#### Problem statement
Collect each line of the entries that holds the string "City".

#### Stored data
+--

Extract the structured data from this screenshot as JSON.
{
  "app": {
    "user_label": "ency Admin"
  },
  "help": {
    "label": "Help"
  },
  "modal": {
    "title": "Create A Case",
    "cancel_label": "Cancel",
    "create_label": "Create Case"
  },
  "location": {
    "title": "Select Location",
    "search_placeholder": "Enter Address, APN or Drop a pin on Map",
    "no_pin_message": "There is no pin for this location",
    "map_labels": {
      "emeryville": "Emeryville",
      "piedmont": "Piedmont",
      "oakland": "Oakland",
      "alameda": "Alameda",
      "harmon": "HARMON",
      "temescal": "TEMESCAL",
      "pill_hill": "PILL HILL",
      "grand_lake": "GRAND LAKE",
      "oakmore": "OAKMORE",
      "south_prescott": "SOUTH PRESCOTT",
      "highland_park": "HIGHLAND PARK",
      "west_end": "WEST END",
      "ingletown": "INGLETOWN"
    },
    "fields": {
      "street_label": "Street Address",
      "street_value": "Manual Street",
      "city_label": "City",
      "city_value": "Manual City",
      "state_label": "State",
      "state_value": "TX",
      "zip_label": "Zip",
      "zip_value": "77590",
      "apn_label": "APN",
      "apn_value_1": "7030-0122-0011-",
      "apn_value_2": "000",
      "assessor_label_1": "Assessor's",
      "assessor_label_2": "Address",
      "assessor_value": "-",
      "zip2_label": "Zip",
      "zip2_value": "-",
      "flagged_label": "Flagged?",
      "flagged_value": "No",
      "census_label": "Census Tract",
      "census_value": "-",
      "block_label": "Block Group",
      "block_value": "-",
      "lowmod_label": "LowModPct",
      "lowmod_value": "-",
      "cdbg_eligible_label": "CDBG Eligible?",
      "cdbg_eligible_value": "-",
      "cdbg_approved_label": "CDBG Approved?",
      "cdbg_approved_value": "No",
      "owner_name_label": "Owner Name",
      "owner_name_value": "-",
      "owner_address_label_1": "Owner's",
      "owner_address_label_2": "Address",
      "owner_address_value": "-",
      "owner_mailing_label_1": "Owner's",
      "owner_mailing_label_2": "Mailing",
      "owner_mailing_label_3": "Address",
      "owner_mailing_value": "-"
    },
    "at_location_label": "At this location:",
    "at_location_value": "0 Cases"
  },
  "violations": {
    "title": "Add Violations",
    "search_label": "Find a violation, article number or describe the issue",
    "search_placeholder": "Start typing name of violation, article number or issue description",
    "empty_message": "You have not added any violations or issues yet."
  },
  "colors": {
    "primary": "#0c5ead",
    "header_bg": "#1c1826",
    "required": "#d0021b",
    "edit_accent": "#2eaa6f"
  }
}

+--

#### Task answer
      "city_label": "City",
      "city_value": "Manual City",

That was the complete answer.